The exercise: Reproduce all entries word for word.
==================================================
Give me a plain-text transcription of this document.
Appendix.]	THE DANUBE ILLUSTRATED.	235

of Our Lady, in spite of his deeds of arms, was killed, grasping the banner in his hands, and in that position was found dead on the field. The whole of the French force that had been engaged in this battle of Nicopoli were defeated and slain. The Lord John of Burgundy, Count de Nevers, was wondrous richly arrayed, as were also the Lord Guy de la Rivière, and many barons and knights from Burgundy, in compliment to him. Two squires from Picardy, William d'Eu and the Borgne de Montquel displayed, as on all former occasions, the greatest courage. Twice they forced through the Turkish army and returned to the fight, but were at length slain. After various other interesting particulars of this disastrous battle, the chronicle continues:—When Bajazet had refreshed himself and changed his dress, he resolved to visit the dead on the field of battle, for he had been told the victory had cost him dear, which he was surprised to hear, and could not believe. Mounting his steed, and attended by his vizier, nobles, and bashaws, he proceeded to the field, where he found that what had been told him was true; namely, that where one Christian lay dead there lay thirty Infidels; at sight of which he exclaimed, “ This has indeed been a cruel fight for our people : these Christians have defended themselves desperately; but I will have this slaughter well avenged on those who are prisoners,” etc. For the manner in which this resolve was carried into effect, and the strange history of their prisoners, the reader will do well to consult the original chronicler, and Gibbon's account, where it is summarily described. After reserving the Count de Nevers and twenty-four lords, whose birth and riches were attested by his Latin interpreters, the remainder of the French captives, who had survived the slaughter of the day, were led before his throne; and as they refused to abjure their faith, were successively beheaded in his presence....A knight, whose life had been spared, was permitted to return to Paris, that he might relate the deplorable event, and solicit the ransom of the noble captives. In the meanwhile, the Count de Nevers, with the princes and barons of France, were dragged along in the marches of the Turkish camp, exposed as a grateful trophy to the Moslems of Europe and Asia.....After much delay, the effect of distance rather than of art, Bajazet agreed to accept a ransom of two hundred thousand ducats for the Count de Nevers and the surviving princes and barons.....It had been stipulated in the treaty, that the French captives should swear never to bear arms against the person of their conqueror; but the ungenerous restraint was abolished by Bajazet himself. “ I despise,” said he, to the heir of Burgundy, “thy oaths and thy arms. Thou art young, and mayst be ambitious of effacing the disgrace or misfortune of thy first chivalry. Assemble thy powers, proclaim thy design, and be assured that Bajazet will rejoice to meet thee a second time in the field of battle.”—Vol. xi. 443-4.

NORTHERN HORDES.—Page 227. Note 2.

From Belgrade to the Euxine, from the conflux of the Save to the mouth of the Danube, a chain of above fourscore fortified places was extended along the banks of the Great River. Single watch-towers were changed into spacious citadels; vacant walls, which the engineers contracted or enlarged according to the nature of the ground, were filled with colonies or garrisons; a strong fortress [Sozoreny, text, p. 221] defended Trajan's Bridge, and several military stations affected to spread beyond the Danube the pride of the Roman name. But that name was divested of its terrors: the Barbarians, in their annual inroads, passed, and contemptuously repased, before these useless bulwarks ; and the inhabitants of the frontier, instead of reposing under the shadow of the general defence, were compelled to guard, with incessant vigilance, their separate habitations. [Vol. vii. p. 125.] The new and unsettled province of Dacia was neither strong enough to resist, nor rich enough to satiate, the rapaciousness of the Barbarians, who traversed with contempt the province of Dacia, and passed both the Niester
==================================================
Solution to the exercise:
Give me a plain-text transcription of this document.
Appendix.]	THE DANUBE ILLUSTRATED.	235

of Our Lady, in spite of his deeds of arms, was killed, grasping the banner in his hands, and in that position was found dead on the field. The whole of the French force that had been engaged in this battle of Nicopoli were defeated and slain. The Lord John of Burgundy, Count de Nevers, was wondrous richly arrayed, as were also the Lord Guy de la Rivière, and many barons and knights from Burgundy, in compliment to him. Two squires from Picardy, William d'Eu and the Borgne de Montquel displayed, as on all former occasions, the greatest courage. Twice they forced through the Turkish army and returned to the fight, but were at length slain. After various other interesting particulars of this disastrous battle, the chronicle continues:—When Bajazet had refreshed himself and changed his dress, he resolved to visit the dead on the field of battle, for he had been told the victory had cost him dear, which he was surprised to hear, and could not believe. Mounting his steed, and attended by his vizier, nobles, and bashaws, he proceeded to the field, where he found that what had been told him was true; namely, that where one Christian lay dead there lay thirty Infidels; at sight of which he exclaimed, “ This has indeed been a cruel fight for our people : these Christians have defended themselves desperately; but I will have this slaughter well avenged on those who are prisoners,” etc. For the manner in which this resolve was carried into effect, and the strange history of their prisoners, the reader will do well to consult the original chronicler, and Gibbon's account, where it is summarily described. After reserving the Count de Nevers and twenty-four lords, whose birth and riches were attested by his Latin interpreters, the remainder of the French captives, who had survived the slaughter of the day, were led before his throne; and as they refused to abjure their faith, were successively beheaded in his presence....A knight, whose life had been spared, was permitted to return to Paris, that he might relate the deplorable event, and solicit the ransom of the noble captives. In the meanwhile, the Count de Nevers, with the princes and barons of France, were dragged along in the marches of the Turkish camp, exposed as a grateful trophy to the Moslems of Europe and Asia.....After much delay, the effect of distance rather than of art, Bajazet agreed to accept a ransom of two hundred thousand ducats for the Count de Nevers and the surviving princes and barons.....It had been stipulated in the treaty, that the French captives should swear never to bear arms against the person of their conqueror; but the ungenerous restraint was abolished by Bajazet himself. “ I despise,” said he, to the heir of Burgundy, “thy oaths and thy arms. Thou art young, and mayst be ambitious of effacing the disgrace or misfortune of thy first chivalry. Assemble thy powers, proclaim thy design, and be assured that Bajazet will rejoice to meet thee a second time in the field of battle.”—Vol. xi. 443-4.

NORTHERN HORDES.—Page 227. Note 2.

From Belgrade to the Euxine, from the conflux of the Save to the mouth of the Danube, a chain of above fourscore fortified places was extended along the banks of the Great River. Single watch-towers were changed into spacious citadels; vacant walls, which the engineers contracted or enlarged according to the nature of the ground, were filled with colonies or garrisons; a strong fortress [Sozoreny, text, p. 221] defended Trajan's Bridge, and several military stations affected to spread beyond the Danube the pride of the Roman name. But that name was divested of its terrors: the Barbarians, in their annual inroads, passed, and contemptuously repased, before these useless bulwarks ; and the inhabitants of the frontier, instead of reposing under the shadow of the general defence, were compelled to guard, with incessant vigilance, their separate habitations. [Vol. vii. p. 125.] The new and unsettled province of Dacia was neither strong enough to resist, nor rich enough to satiate, the rapaciousness of the Barbarians, who traversed with contempt the province of Dacia, and passed both the Niester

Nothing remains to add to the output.